Data records:
····················

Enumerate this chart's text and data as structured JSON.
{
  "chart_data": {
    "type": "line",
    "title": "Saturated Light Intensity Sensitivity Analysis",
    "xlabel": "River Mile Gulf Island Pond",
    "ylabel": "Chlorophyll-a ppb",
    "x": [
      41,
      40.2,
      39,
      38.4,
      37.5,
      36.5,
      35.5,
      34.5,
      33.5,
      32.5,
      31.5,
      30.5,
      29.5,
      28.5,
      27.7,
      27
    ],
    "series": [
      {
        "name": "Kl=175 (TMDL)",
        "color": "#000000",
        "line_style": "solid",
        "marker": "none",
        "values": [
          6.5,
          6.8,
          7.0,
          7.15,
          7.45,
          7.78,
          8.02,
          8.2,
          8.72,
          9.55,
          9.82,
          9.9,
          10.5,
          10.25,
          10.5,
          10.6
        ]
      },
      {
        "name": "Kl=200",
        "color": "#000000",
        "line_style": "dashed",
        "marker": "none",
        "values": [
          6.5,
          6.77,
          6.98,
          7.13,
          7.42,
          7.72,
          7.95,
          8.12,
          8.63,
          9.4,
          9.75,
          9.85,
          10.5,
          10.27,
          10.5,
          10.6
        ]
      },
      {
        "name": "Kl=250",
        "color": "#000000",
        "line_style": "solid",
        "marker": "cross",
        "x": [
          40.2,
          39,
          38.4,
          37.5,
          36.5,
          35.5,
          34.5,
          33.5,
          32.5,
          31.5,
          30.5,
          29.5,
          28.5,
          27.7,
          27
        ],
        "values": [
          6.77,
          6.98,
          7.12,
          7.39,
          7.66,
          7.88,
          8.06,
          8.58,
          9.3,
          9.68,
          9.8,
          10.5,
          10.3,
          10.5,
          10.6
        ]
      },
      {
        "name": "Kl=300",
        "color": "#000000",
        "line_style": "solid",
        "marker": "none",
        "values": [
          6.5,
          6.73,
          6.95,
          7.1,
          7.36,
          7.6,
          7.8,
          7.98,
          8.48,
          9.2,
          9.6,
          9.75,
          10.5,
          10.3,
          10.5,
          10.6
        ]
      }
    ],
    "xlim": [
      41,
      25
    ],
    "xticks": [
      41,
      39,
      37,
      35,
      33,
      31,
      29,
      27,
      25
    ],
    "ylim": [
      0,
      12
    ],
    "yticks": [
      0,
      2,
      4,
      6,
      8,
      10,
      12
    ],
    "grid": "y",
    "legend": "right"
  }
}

····················

EXERCISE OBJECTIVE:
Write out all the data again, exactly as it appears.

EXERCISE OUTPUT:
Enumerate this chart's text and data as structured JSON.
{
  "chart_data": {
    "type": "line",
    "title": "Saturated Light Intensity Sensitivity Analysis",
    "xlabel": "River Mile Gulf Island Pond",
    "ylabel": "Chlorophyll-a ppb",
    "x": [
      41,
      40.2,
      39,
      38.4,
      37.5,
      36.5,
      35.5,
      34.5,
      33.5,
      32.5,
      31.5,
      30.5,
      29.5,
      28.5,
      27.7,
      27
    ],
    "series": [
      {
        "name": "Kl=175 (TMDL)",
        "color": "#000000",
        "line_style": "solid",
        "marker": "none",
        "values": [
          6.5,
          6.8,
          7.0,
          7.15,
          7.45,
          7.78,
          8.02,
          8.2,
          8.72,
          9.55,
          9.82,
          9.9,
          10.5,
          10.25,
          10.5,
          10.6
        ]
      },
      {
        "name": "Kl=200",
        "color": "#000000",
        "line_style": "dashed",
        "marker": "none",
        "values": [
          6.5,
          6.77,
          6.98,
          7.13,
          7.42,
          7.72,
          7.95,
          8.12,
          8.63,
          9.4,
          9.75,
          9.85,
          10.5,
          10.27,
          10.5,
          10.6
        ]
      },
      {
        "name": "Kl=250",
        "color": "#000000",
        "line_style": "solid",
        "marker": "cross",
        "x": [
          40.2,
          39,
          38.4,
          37.5,
          36.5,
          35.5,
          34.5,
          33.5,
          32.5,
          31.5,
          30.5,
          29.5,
          28.5,
          27.7,
          27
        ],
        "values": [
          6.77,
          6.98,
          7.12,
          7.39,
          7.66,
          7.88,
          8.06,
          8.58,
          9.3,
          9.68,
          9.8,
          10.5,
          10.3,
          10.5,
          10.6
        ]
      },
      {
        "name": "Kl=300",
        "color": "#000000",
        "line_style": "solid",
        "marker": "none",
        "values": [
          6.5,
          6.73,
          6.95,
          7.1,
          7.36,
          7.6,
          7.8,
          7.98,
          8.48,
          9.2,
          9.6,
          9.75,
          10.5,
          10.3,
          10.5,
          10.6
        ]
      }
    ],
    "xlim": [
      41,
      25
    ],
    "xticks": [
      41,
      39,
      37,
      35,
      33,
      31,
      29,
      27,
      25
    ],
    "ylim": [
      0,
      12
    ],
    "yticks": [
      0,
      2,
      4,
      6,
      8,
      10,
      12
    ],
    "grid": "y",
    "legend": "right"
  }
}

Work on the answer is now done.